*SUPPLIED RECORDS*.
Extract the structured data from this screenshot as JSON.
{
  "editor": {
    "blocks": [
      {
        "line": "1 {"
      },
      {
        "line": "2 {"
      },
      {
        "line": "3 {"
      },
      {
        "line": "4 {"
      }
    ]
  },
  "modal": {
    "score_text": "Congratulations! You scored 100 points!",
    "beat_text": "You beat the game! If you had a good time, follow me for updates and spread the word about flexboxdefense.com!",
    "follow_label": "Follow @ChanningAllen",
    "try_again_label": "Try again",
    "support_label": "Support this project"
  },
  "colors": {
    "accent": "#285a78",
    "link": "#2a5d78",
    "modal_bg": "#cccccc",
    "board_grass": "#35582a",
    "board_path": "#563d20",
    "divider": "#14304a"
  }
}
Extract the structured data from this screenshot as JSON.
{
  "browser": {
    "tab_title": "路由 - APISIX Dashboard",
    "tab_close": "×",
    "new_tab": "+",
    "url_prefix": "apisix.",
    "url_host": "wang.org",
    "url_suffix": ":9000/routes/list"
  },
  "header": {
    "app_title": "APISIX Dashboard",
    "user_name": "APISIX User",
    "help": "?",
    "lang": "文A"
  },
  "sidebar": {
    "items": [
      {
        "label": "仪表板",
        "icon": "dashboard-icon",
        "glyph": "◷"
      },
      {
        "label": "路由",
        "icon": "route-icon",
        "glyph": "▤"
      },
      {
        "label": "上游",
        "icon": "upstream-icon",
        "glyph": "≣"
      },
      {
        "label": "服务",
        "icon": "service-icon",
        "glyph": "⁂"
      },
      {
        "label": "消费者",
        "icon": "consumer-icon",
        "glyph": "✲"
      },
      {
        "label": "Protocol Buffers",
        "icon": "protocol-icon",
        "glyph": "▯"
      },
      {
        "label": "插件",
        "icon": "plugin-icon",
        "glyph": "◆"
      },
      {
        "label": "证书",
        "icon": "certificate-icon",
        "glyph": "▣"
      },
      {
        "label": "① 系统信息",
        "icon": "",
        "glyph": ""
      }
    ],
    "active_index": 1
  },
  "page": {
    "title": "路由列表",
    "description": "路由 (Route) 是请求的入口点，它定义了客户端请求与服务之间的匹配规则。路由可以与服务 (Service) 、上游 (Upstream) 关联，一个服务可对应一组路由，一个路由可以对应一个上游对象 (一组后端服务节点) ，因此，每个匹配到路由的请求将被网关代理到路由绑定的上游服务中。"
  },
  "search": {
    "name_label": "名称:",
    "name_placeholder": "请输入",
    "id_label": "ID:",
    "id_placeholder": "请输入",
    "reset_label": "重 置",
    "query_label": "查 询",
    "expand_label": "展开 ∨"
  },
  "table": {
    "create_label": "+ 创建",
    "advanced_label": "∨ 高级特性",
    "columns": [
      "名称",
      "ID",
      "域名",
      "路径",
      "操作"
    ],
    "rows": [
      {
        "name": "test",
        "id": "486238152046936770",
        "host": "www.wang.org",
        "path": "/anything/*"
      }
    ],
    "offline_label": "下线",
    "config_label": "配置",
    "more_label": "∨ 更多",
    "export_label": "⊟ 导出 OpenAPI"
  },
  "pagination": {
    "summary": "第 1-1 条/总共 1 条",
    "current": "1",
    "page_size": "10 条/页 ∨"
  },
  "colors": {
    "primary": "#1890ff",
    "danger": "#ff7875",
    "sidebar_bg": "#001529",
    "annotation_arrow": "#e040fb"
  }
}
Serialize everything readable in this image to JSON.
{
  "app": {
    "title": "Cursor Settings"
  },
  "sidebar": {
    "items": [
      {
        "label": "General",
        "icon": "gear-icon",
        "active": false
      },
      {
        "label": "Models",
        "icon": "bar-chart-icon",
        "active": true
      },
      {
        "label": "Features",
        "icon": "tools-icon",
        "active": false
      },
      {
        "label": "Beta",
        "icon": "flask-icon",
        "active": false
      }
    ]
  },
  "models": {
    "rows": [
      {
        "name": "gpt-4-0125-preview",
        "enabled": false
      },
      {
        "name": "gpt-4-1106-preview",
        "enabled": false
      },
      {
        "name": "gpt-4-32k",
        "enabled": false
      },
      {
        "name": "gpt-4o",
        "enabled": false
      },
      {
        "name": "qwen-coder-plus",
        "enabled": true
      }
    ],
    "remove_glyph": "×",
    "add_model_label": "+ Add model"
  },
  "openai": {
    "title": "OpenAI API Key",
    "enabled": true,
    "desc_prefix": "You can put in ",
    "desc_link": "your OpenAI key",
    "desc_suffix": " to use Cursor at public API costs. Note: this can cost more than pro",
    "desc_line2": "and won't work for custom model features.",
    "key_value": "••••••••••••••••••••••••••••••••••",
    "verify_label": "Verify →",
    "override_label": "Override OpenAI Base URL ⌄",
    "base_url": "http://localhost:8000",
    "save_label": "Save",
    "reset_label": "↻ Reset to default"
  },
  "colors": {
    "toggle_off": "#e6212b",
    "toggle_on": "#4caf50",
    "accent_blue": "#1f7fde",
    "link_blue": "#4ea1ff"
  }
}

* * *

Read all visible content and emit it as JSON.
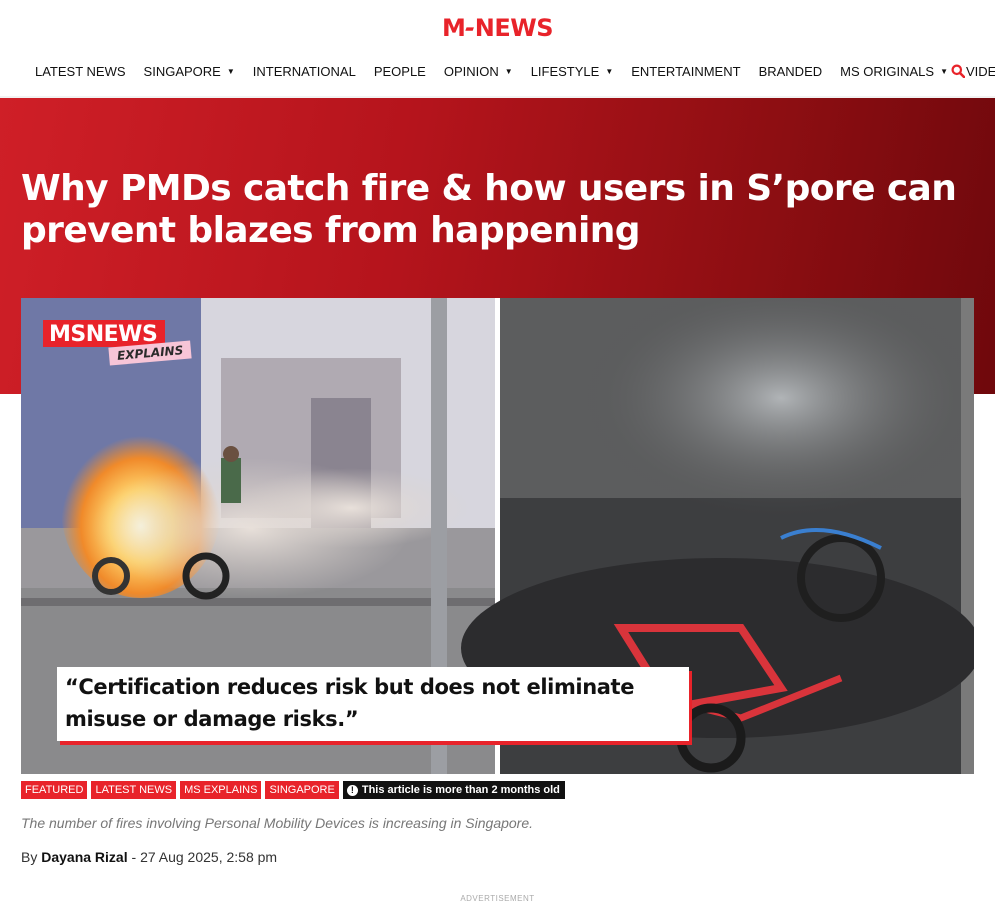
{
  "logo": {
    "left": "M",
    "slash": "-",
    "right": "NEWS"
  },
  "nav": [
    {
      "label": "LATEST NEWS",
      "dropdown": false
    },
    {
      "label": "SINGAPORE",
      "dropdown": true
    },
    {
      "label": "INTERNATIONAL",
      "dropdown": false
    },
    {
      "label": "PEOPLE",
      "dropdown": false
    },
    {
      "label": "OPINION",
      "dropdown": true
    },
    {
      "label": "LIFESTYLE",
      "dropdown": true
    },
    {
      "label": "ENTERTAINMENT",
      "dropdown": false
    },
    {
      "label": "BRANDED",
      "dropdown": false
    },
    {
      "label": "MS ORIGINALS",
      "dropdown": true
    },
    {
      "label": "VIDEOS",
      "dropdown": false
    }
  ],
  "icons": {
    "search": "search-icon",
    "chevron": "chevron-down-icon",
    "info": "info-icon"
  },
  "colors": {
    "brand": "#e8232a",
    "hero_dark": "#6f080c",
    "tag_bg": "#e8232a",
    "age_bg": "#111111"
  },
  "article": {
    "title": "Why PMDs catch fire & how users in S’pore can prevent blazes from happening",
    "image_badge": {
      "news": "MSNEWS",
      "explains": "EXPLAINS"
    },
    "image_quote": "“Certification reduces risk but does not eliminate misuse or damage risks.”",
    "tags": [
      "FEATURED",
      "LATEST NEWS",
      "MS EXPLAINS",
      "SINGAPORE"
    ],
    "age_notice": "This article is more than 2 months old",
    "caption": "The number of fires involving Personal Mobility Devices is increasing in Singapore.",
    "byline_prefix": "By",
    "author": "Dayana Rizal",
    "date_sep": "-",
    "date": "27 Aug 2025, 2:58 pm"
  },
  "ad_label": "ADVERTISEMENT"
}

*EXERCISE*. From the records above, copy every line that holds the word "article".

*SOLUTION TO THE EXERCISE*.
  "article": {
    "age_notice": "This article is more than 2 months old",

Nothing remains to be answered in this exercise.